[Your goal] Copy out every line exactly, passing over the pictures.

[Provided data]
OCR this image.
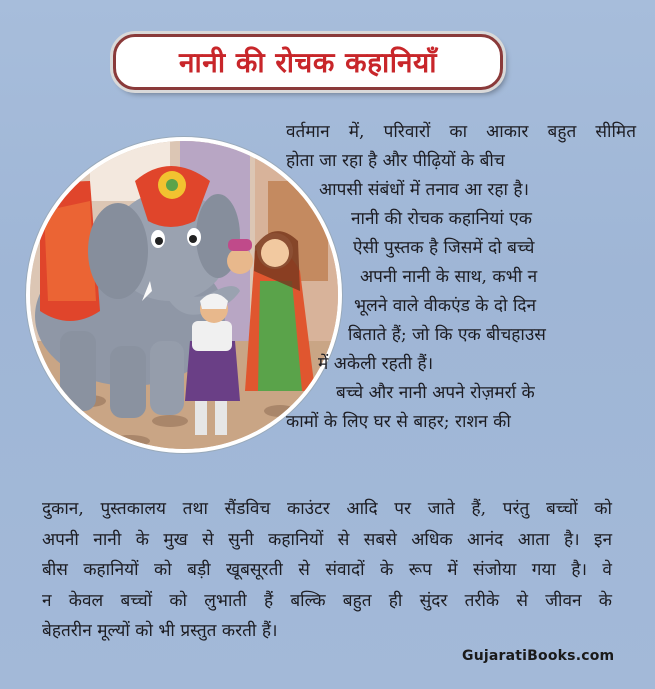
नानी की रोचक कहानियाँ
वर्तमान में, परिवारों का आकार बहुत सीमित
होता जा रहा है और पीढ़ियों के बीच
आपसी संबंधों में तनाव आ रहा है।
नानी की रोचक कहानियां एक
ऐसी पुस्तक है जिसमें दो बच्चे
अपनी नानी के साथ, कभी न
भूलने वाले वीकएंड के दो दिन
बिताते हैं; जो कि एक बीचहाउस
में अकेली रहती हैं।
बच्चे और नानी अपने रोज़मर्रा के
कामों के लिए घर से बाहर; राशन की
दुकान, पुस्तकालय तथा सैंडविच काउंटर आदि पर जाते हैं, परंतु बच्चों को
अपनी नानी के मुख से सुनी कहानियों से सबसे अधिक आनंद आता है। इन
बीस कहानियों को बड़ी खूबसूरती से संवादों के रूप में संजोया गया है। वे
न केवल बच्चों को लुभाती हैं बल्कि बहुत ही सुंदर तरीके से जीवन के
बेहतरीन मूल्यों को भी प्रस्तुत करती हैं।
GujaratiBooks.com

[Exercise solution]
OCR this image.
नानी की रोचक कहानियाँ
वर्तमान में, परिवारों का आकार बहुत सीमित
होता जा रहा है और पीढ़ियों के बीच
आपसी संबंधों में तनाव आ रहा है।
नानी की रोचक कहानियां एक
ऐसी पुस्तक है जिसमें दो बच्चे
अपनी नानी के साथ, कभी न
भूलने वाले वीकएंड के दो दिन
बिताते हैं; जो कि एक बीचहाउस
में अकेली रहती हैं।
बच्चे और नानी अपने रोज़मर्रा के
कामों के लिए घर से बाहर; राशन की
दुकान, पुस्तकालय तथा सैंडविच काउंटर आदि पर जाते हैं, परंतु बच्चों को
अपनी नानी के मुख से सुनी कहानियों से सबसे अधिक आनंद आता है। इन
बीस कहानियों को बड़ी खूबसूरती से संवादों के रूप में संजोया गया है। वे
न केवल बच्चों को लुभाती हैं बल्कि बहुत ही सुंदर तरीके से जीवन के
बेहतरीन मूल्यों को भी प्रस्तुत करती हैं।
GujaratiBooks.com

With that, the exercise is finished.